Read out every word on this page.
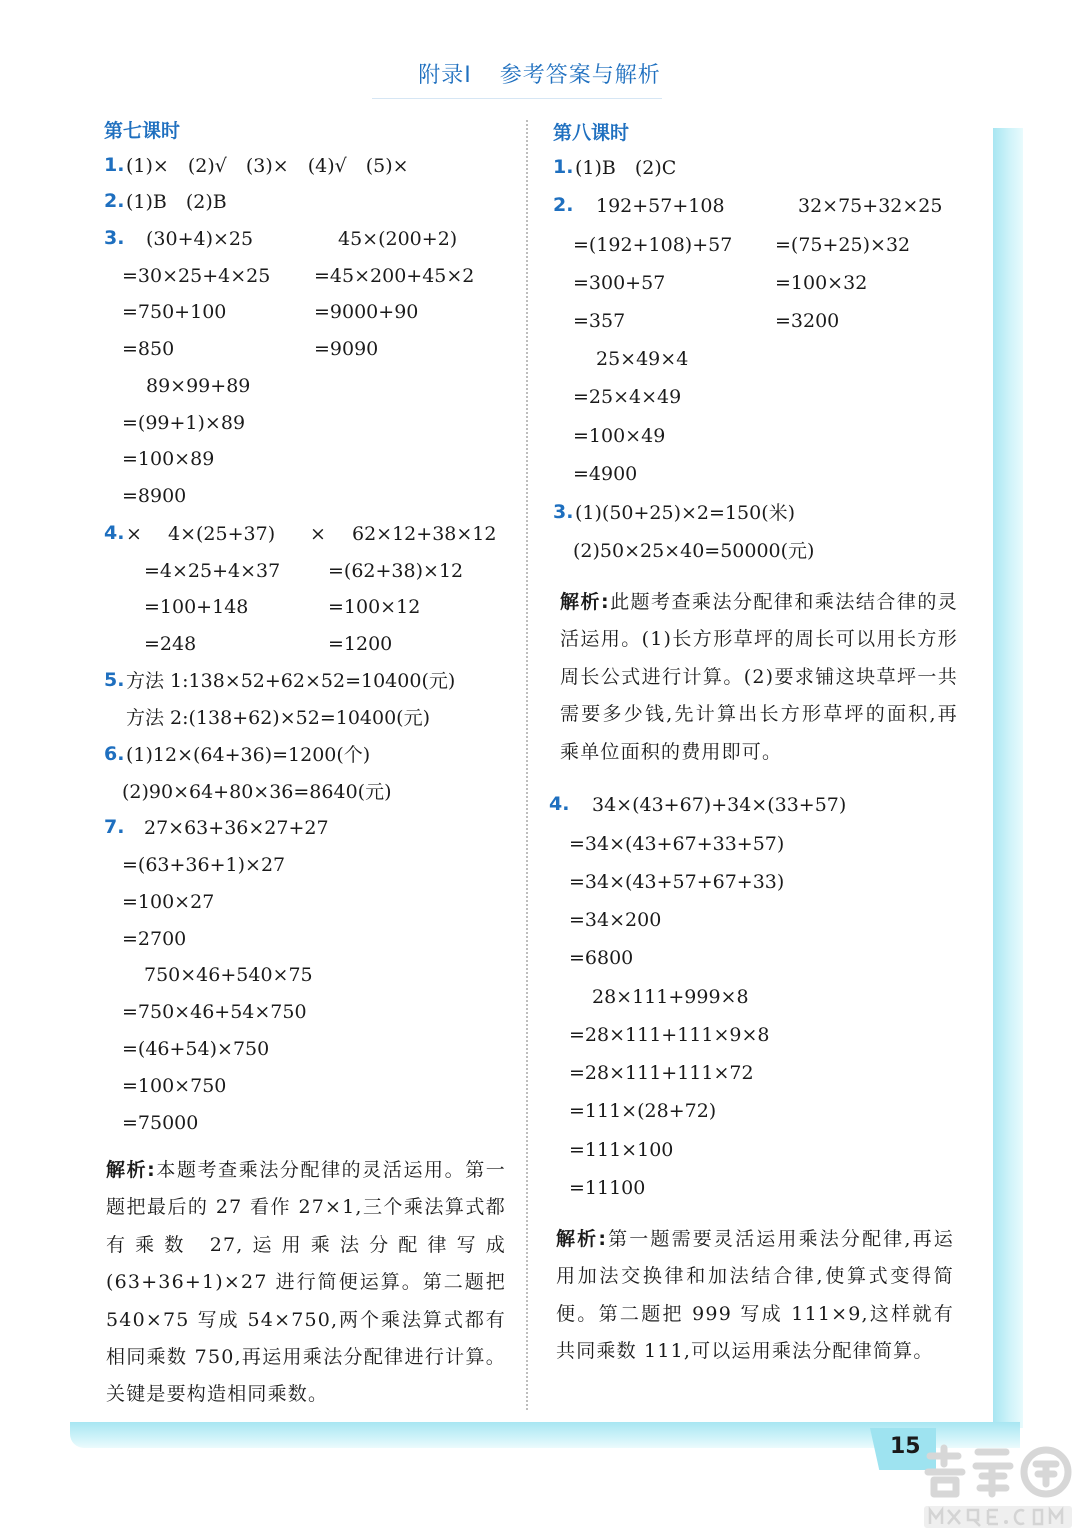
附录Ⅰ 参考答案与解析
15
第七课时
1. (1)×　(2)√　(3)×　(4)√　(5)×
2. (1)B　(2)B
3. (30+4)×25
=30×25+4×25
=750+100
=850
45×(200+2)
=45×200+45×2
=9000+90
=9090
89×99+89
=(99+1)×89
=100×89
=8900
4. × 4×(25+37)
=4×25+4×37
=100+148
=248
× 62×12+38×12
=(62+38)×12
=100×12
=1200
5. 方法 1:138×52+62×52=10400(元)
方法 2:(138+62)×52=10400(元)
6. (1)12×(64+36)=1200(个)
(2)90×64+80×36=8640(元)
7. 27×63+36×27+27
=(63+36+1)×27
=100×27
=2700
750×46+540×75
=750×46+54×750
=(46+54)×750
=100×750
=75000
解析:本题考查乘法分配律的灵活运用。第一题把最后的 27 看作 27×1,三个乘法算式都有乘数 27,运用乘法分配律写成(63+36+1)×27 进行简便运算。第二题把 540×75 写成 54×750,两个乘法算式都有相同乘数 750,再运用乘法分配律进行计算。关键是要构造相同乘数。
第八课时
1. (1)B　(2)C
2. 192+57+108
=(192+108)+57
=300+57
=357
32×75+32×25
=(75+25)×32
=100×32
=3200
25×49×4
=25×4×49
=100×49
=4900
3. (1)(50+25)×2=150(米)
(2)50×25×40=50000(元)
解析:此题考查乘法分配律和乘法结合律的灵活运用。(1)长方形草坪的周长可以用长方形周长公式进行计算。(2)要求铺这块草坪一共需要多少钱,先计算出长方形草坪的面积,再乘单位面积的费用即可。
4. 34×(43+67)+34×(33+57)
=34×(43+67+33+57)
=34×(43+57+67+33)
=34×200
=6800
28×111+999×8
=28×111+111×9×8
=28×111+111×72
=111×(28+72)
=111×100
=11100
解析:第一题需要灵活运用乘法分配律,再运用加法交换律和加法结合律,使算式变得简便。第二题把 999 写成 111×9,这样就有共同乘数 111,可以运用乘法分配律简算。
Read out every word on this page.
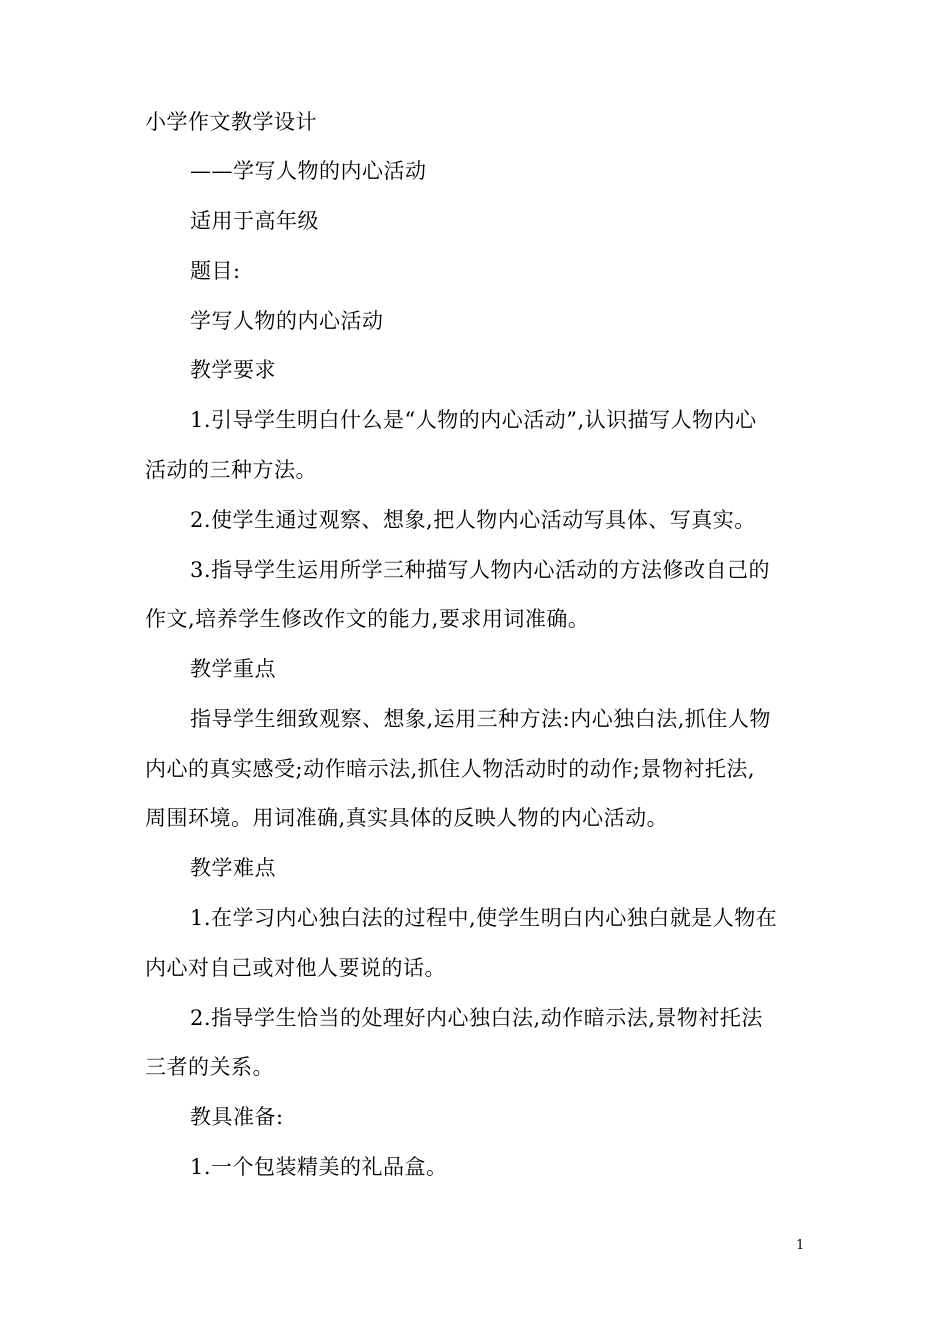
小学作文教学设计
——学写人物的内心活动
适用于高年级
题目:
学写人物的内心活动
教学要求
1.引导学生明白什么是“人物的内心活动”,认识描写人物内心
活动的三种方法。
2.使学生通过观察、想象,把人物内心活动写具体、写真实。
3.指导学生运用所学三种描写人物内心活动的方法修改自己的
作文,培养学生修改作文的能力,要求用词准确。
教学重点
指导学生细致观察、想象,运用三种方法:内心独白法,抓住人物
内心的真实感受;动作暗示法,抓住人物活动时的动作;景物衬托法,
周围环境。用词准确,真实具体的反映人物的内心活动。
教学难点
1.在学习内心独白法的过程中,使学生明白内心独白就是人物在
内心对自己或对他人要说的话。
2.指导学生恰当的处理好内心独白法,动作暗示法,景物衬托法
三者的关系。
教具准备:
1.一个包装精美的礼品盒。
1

+-------+

▶ **REQUIRED WORK**: Report the number of lines containing the string "景物衬托法" and add nothing to it.

▶ **RESULT**: 2